_Exercise instructions_
Find the word "daily" in the material below and gather every line that contains it.

########

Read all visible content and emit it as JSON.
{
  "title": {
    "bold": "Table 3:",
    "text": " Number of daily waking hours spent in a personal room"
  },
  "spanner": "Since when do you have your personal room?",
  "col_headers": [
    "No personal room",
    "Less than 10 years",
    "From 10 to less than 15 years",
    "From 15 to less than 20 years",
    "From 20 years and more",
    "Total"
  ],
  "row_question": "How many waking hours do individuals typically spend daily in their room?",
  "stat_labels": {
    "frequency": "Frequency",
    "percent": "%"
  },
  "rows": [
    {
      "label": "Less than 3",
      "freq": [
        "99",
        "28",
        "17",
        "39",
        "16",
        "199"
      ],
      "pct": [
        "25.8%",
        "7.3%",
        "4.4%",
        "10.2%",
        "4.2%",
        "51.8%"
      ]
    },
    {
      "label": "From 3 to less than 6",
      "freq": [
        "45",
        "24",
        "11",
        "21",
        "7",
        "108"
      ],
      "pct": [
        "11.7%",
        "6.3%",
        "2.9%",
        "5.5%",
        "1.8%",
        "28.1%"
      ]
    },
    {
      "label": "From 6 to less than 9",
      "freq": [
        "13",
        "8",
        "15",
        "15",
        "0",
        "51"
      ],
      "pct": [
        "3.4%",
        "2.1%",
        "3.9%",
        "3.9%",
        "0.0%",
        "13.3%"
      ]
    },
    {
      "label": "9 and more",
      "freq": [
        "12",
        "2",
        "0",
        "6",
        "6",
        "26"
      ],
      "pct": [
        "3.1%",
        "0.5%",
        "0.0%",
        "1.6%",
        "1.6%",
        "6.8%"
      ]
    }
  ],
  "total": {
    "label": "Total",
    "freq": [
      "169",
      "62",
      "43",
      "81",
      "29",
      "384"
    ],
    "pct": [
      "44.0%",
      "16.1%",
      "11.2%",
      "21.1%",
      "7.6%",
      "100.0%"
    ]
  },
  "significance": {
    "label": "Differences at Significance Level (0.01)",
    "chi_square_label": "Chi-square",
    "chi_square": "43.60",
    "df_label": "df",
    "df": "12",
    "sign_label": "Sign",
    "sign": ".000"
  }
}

########

_Problem solution_
    "text": " Number of daily waking hours spent in a personal room"
  "row_question": "How many waking hours do individuals typically spend daily in their room?",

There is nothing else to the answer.